ROWS:
....

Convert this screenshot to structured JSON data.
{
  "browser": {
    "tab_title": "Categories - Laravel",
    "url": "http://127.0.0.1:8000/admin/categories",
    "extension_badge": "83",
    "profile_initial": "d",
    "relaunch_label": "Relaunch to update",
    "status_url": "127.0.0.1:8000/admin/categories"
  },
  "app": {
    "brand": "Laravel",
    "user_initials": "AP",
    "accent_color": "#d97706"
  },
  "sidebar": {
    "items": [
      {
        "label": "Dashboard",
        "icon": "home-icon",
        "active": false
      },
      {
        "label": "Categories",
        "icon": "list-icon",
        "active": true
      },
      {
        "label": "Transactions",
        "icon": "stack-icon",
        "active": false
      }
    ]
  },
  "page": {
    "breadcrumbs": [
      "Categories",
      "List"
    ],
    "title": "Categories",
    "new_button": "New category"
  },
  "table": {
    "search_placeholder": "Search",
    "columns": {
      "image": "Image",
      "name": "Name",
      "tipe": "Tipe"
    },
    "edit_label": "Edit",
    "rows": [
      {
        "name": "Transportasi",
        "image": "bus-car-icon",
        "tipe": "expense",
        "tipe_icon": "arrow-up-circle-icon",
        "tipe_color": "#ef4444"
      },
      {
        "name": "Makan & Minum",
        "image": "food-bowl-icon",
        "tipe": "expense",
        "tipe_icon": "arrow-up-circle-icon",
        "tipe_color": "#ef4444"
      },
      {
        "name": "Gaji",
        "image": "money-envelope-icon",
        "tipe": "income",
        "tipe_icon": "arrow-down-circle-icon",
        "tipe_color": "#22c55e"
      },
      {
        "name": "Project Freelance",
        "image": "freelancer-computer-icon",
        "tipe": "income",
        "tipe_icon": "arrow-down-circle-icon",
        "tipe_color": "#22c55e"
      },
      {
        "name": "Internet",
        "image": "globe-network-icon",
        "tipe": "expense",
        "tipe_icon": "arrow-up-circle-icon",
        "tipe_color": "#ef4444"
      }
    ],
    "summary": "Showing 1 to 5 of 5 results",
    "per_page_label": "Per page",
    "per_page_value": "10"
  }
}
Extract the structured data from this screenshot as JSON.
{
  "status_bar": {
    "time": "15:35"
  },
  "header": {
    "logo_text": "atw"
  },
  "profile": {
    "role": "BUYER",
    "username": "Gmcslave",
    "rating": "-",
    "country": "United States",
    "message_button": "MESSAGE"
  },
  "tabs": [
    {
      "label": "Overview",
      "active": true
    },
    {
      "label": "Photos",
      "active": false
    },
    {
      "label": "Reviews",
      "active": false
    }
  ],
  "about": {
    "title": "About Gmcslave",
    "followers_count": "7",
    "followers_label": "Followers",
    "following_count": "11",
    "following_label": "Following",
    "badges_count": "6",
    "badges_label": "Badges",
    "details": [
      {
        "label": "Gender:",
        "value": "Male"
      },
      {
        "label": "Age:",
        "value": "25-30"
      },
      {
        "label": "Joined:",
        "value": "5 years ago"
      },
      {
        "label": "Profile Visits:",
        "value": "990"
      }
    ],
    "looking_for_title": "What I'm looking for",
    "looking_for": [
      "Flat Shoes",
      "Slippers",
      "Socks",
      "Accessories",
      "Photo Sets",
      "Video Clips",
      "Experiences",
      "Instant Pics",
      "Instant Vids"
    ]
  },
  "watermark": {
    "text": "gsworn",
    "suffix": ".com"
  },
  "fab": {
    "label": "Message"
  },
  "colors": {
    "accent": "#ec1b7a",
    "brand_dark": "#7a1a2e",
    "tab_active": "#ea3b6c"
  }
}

....

AIM OF THE EXERCISE:
Reproduce each line of the material above precisely.

RESULT OF THIS TASK:
Convert this screenshot to structured JSON data.
{
  "browser": {
    "tab_title": "Categories - Laravel",
    "url": "http://127.0.0.1:8000/admin/categories",
    "extension_badge": "83",
    "profile_initial": "d",
    "relaunch_label": "Relaunch to update",
    "status_url": "127.0.0.1:8000/admin/categories"
  },
  "app": {
    "brand": "Laravel",
    "user_initials": "AP",
    "accent_color": "#d97706"
  },
  "sidebar": {
    "items": [
      {
        "label": "Dashboard",
        "icon": "home-icon",
        "active": false
      },
      {
        "label": "Categories",
        "icon": "list-icon",
        "active": true
      },
      {
        "label": "Transactions",
        "icon": "stack-icon",
        "active": false
      }
    ]
  },
  "page": {
    "breadcrumbs": [
      "Categories",
      "List"
    ],
    "title": "Categories",
    "new_button": "New category"
  },
  "table": {
    "search_placeholder": "Search",
    "columns": {
      "image": "Image",
      "name": "Name",
      "tipe": "Tipe"
    },
    "edit_label": "Edit",
    "rows": [
      {
        "name": "Transportasi",
        "image": "bus-car-icon",
        "tipe": "expense",
        "tipe_icon": "arrow-up-circle-icon",
        "tipe_color": "#ef4444"
      },
      {
        "name": "Makan & Minum",
        "image": "food-bowl-icon",
        "tipe": "expense",
        "tipe_icon": "arrow-up-circle-icon",
        "tipe_color": "#ef4444"
      },
      {
        "name": "Gaji",
        "image": "money-envelope-icon",
        "tipe": "income",
        "tipe_icon": "arrow-down-circle-icon",
        "tipe_color": "#22c55e"
      },
      {
        "name": "Project Freelance",
        "image": "freelancer-computer-icon",
        "tipe": "income",
        "tipe_icon": "arrow-down-circle-icon",
        "tipe_color": "#22c55e"
      },
      {
        "name": "Internet",
        "image": "globe-network-icon",
        "tipe": "expense",
        "tipe_icon": "arrow-up-circle-icon",
        "tipe_color": "#ef4444"
      }
    ],
    "summary": "Showing 1 to 5 of 5 results",
    "per_page_label": "Per page",
    "per_page_value": "10"
  }
}
Extract the structured data from this screenshot as JSON.
{
  "status_bar": {
    "time": "15:35"
  },
  "header": {
    "logo_text": "atw"
  },
  "profile": {
    "role": "BUYER",
    "username": "Gmcslave",
    "rating": "-",
    "country": "United States",
    "message_button": "MESSAGE"
  },
  "tabs": [
    {
      "label": "Overview",
      "active": true
    },
    {
      "label": "Photos",
      "active": false
    },
    {
      "label": "Reviews",
      "active": false
    }
  ],
  "about": {
    "title": "About Gmcslave",
    "followers_count": "7",
    "followers_label": "Followers",
    "following_count": "11",
    "following_label": "Following",
    "badges_count": "6",
    "badges_label": "Badges",
    "details": [
      {
        "label": "Gender:",
        "value": "Male"
      },
      {
        "label": "Age:",
        "value": "25-30"
      },
      {
        "label": "Joined:",
        "value": "5 years ago"
      },
      {
        "label": "Profile Visits:",
        "value": "990"
      }
    ],
    "looking_for_title": "What I'm looking for",
    "looking_for": [
      "Flat Shoes",
      "Slippers",
      "Socks",
      "Accessories",
      "Photo Sets",
      "Video Clips",
      "Experiences",
      "Instant Pics",
      "Instant Vids"
    ]
  },
  "watermark": {
    "text": "gsworn",
    "suffix": ".com"
  },
  "fab": {
    "label": "Message"
  },
  "colors": {
    "accent": "#ec1b7a",
    "brand_dark": "#7a1a2e",
    "tab_active": "#ea3b6c"
  }
}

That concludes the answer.